__GIVEN ENTRIES__.
============
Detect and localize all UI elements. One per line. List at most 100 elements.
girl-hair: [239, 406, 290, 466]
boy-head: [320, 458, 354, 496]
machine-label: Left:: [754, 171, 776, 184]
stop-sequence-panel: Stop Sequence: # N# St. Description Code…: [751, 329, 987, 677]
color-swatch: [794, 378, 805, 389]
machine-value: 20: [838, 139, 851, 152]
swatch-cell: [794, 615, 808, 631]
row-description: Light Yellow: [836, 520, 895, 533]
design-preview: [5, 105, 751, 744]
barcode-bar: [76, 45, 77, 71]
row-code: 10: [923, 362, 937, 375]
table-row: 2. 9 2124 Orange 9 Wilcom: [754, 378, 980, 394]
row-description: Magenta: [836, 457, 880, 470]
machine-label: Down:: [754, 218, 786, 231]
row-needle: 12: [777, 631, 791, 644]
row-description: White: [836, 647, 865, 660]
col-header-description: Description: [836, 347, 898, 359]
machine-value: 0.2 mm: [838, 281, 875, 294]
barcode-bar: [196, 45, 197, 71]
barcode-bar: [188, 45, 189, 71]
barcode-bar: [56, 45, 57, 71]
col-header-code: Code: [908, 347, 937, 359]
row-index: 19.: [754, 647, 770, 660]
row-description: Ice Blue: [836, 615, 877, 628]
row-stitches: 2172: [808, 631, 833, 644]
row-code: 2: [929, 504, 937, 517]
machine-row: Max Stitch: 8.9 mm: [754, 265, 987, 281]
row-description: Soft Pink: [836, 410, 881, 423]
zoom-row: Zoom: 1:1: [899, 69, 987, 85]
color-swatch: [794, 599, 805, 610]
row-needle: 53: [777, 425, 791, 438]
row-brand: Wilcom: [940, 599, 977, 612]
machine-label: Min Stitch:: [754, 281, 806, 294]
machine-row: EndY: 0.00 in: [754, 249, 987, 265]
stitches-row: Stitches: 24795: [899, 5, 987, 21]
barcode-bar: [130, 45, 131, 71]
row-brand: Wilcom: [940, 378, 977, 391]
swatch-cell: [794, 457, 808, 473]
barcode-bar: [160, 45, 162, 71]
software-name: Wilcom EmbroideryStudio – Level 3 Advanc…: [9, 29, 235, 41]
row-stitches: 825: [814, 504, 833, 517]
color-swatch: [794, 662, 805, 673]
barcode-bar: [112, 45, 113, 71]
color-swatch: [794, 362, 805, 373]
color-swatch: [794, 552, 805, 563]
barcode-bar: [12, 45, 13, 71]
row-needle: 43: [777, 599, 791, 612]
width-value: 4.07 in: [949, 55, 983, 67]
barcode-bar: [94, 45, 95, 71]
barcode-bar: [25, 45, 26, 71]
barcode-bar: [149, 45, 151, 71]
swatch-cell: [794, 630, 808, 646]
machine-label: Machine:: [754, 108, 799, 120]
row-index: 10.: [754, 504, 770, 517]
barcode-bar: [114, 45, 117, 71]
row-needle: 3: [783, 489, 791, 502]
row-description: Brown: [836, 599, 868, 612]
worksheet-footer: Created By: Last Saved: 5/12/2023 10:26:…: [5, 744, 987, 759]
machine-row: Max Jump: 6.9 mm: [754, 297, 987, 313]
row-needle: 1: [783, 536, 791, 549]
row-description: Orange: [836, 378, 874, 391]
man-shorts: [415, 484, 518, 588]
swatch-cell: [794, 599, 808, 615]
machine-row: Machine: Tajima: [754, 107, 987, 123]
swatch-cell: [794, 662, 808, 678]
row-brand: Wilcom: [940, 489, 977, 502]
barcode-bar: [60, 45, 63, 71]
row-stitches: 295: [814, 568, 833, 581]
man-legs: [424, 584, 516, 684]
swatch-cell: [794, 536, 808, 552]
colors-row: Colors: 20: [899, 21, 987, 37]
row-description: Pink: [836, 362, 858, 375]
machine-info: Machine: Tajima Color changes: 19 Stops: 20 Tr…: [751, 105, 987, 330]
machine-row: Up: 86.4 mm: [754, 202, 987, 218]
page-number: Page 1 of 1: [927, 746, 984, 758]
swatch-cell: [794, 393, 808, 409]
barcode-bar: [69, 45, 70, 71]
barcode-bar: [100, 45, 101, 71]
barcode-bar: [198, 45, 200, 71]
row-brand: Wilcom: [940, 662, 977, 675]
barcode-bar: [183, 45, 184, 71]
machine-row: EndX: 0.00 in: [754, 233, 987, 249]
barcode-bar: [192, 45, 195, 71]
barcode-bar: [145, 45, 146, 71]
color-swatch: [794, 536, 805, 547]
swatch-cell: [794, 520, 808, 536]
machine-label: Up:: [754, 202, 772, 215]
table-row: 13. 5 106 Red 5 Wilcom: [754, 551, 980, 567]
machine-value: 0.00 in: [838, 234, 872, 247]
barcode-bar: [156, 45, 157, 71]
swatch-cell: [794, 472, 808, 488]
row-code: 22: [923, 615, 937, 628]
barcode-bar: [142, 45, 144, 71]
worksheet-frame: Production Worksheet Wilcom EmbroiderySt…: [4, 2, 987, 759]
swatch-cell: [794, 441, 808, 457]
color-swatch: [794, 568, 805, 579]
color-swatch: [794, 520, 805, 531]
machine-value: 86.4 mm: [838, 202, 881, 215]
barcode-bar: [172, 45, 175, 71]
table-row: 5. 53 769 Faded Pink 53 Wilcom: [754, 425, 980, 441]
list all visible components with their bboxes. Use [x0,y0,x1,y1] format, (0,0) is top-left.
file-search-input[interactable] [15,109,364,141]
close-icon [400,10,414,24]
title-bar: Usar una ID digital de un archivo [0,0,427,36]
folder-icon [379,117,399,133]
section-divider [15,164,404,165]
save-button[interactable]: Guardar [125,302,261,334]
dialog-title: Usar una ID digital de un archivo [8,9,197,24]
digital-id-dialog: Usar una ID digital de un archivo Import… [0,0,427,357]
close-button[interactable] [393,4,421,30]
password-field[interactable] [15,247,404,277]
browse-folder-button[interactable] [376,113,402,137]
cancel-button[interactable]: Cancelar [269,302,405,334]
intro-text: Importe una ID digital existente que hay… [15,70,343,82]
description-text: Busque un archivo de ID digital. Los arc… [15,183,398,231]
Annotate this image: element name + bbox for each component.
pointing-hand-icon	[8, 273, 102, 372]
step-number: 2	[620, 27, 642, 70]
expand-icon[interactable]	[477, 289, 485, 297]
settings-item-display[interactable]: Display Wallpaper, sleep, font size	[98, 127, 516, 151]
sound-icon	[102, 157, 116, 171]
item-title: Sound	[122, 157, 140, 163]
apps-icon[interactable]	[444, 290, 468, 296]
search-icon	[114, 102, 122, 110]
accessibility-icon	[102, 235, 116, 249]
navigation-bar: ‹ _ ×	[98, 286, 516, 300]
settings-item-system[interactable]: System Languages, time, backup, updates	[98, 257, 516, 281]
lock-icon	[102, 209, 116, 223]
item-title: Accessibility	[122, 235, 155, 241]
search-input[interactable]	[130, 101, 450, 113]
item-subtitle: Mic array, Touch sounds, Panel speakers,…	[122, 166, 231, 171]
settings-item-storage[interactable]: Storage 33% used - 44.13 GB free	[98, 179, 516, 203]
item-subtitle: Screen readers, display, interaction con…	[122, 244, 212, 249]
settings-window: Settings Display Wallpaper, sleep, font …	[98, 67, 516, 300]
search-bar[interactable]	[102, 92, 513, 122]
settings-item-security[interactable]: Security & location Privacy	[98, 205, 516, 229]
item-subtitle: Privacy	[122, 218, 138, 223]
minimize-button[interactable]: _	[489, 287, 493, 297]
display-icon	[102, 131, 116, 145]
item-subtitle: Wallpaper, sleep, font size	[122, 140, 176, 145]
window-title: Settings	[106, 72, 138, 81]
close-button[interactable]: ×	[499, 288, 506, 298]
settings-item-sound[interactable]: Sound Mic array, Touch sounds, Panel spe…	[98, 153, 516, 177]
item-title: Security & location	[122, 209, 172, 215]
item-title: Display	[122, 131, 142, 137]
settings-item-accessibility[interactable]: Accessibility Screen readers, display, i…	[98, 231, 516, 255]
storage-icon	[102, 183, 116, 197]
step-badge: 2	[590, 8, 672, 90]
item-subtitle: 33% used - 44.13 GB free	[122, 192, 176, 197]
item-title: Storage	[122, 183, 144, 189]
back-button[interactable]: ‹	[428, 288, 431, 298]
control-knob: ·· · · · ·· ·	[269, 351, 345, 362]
============
__EXERCISE__.
Copy the records word for word, from the very start through the line that contains "table-row: 2. 9".

__TASK RESPONSE__.
Detect and localize all UI elements. One per line. List at most 100 elements.
girl-hair: [239, 406, 290, 466]
boy-head: [320, 458, 354, 496]
machine-label: Left:: [754, 171, 776, 184]
stop-sequence-panel: Stop Sequence: # N# St. Description Code…: [751, 329, 987, 677]
color-swatch: [794, 378, 805, 389]
machine-value: 20: [838, 139, 851, 152]
swatch-cell: [794, 615, 808, 631]
row-description: Light Yellow: [836, 520, 895, 533]
design-preview: [5, 105, 751, 744]
barcode-bar: [76, 45, 77, 71]
row-code: 10: [923, 362, 937, 375]
table-row: 2. 9 2124 Orange 9 Wilcom: [754, 378, 980, 394]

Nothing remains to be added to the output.